◆ **What to do**
Pick out all lines in the listing holding the string "Trunks" and copy them.

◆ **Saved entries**
● ● ● ● ● ● ●
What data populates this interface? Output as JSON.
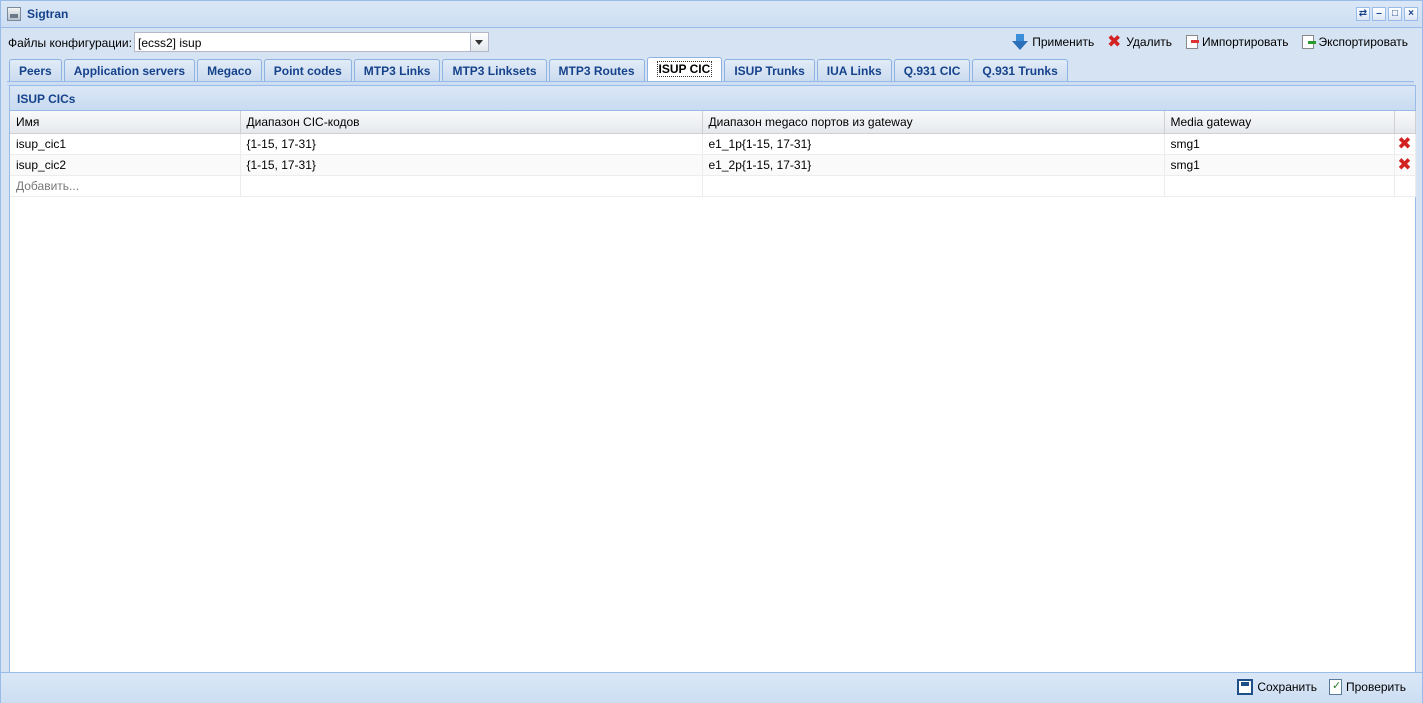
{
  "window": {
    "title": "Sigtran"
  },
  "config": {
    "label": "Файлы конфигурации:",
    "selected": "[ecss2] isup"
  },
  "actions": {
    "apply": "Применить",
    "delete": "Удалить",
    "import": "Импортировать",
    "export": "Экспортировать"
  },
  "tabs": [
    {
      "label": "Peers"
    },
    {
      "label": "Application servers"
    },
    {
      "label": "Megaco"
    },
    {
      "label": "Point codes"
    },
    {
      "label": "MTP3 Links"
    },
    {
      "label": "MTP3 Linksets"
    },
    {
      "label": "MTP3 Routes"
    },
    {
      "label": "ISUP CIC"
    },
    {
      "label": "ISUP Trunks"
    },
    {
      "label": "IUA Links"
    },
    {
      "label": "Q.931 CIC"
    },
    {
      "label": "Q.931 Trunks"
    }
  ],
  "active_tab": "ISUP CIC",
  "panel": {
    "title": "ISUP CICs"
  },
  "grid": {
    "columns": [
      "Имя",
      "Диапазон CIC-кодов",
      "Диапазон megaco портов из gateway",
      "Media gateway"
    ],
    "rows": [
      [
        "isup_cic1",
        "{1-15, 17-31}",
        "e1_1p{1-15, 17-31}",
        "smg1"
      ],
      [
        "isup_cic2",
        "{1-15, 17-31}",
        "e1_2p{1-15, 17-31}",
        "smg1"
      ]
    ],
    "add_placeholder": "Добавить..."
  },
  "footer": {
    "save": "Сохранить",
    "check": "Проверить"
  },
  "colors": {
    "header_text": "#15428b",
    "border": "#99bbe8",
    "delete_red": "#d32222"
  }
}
● ● ● ● ● ● ●
◆ **Task solution**
      "label": "ISUP Trunks"
      "label": "Q.931 Trunks"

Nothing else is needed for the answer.